↓↓↓

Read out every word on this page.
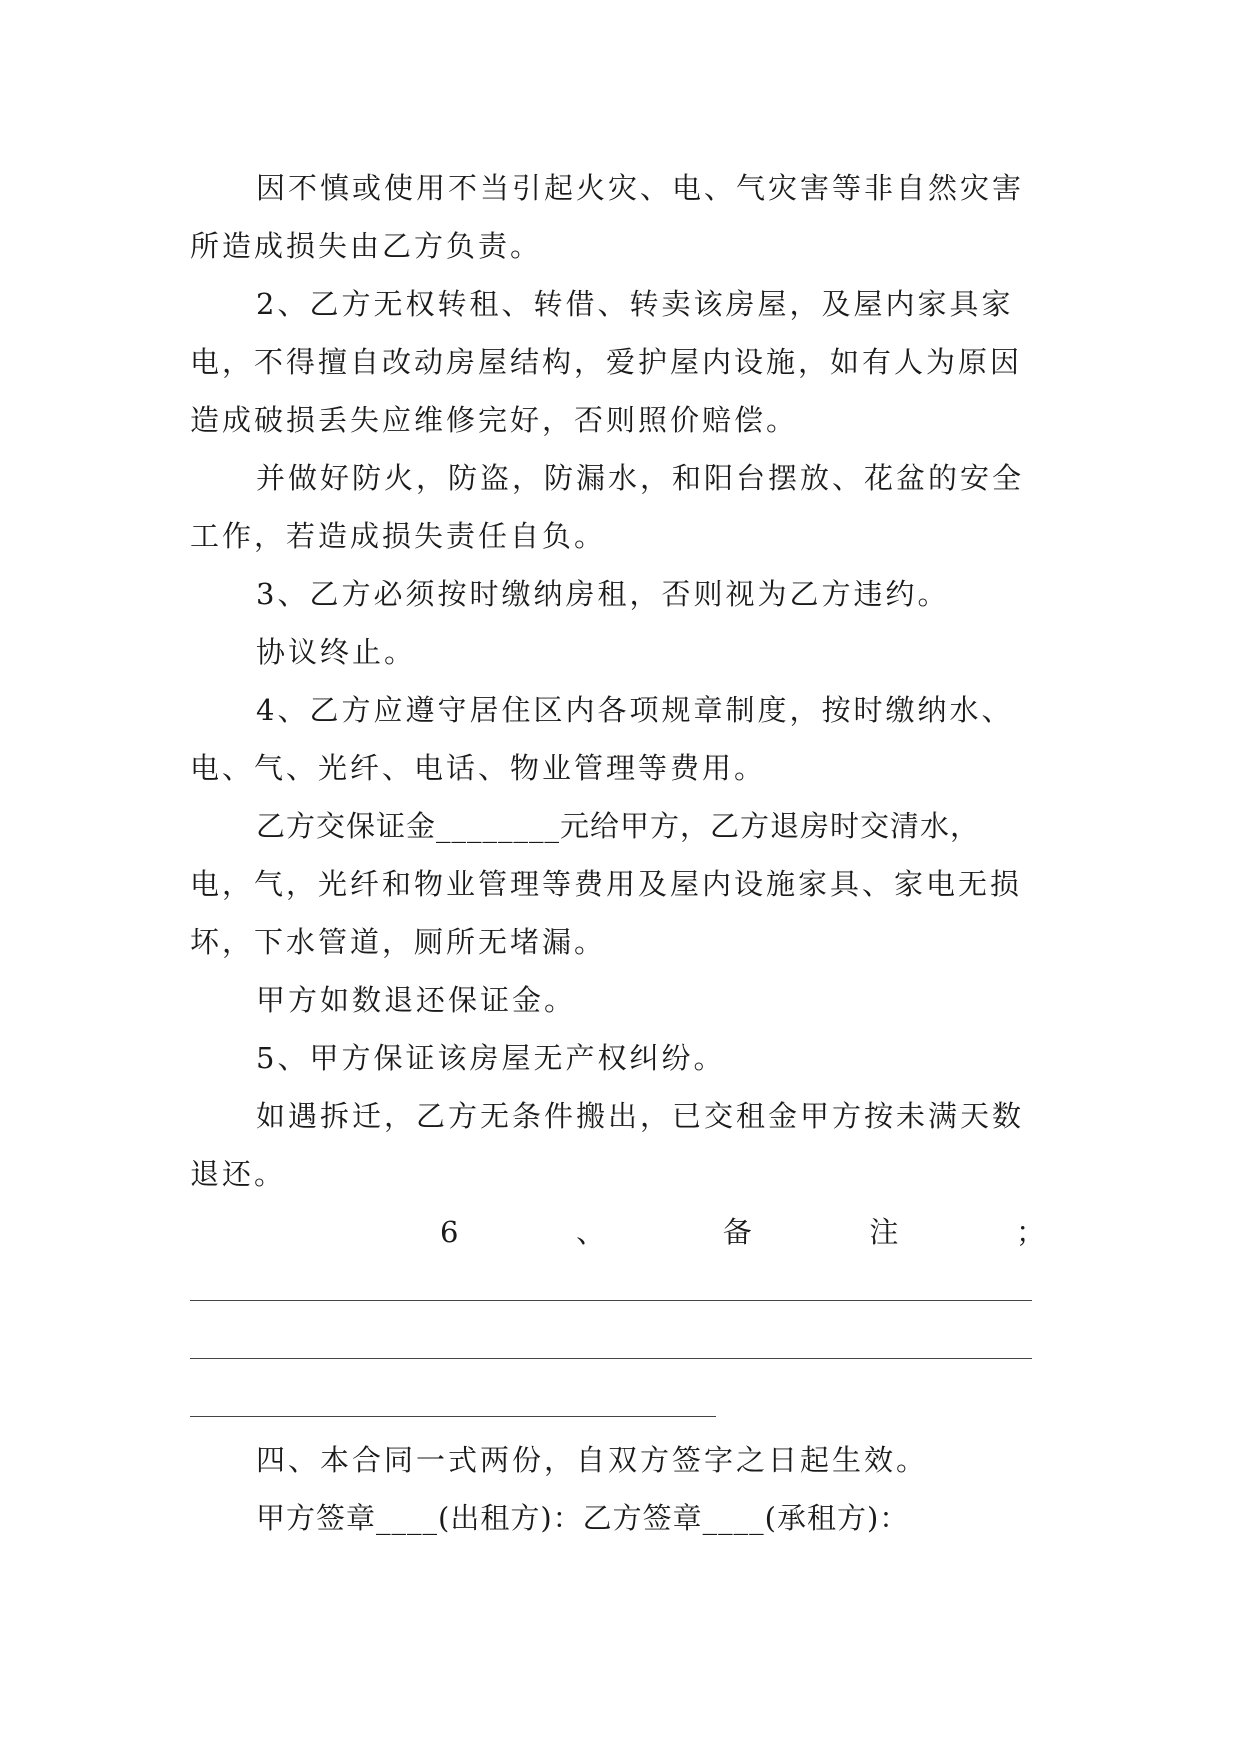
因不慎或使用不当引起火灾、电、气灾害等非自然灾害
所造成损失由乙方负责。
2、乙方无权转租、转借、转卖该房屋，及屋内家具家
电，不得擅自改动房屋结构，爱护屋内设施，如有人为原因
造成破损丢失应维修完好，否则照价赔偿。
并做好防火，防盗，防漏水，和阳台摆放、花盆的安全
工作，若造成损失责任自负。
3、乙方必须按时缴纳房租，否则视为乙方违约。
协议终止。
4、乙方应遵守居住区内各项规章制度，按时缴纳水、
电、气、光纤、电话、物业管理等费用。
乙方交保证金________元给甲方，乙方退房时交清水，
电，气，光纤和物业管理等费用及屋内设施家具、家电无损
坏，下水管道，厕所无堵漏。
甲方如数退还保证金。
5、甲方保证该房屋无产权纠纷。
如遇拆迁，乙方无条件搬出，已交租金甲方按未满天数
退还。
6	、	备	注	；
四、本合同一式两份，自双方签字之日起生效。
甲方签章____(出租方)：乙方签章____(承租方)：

↑↑↑

Direction =
Output the material word for word, omitting its pictures.

The reply =
Read out every word on this page.
因不慎或使用不当引起火灾、电、气灾害等非自然灾害
所造成损失由乙方负责。
2、乙方无权转租、转借、转卖该房屋，及屋内家具家
电，不得擅自改动房屋结构，爱护屋内设施，如有人为原因
造成破损丢失应维修完好，否则照价赔偿。
并做好防火，防盗，防漏水，和阳台摆放、花盆的安全
工作，若造成损失责任自负。
3、乙方必须按时缴纳房租，否则视为乙方违约。
协议终止。
4、乙方应遵守居住区内各项规章制度，按时缴纳水、
电、气、光纤、电话、物业管理等费用。
乙方交保证金________元给甲方，乙方退房时交清水，
电，气，光纤和物业管理等费用及屋内设施家具、家电无损
坏，下水管道，厕所无堵漏。
甲方如数退还保证金。
5、甲方保证该房屋无产权纠纷。
如遇拆迁，乙方无条件搬出，已交租金甲方按未满天数
退还。
6	、	备	注	；
四、本合同一式两份，自双方签字之日起生效。
甲方签章____(出租方)：乙方签章____(承租方)：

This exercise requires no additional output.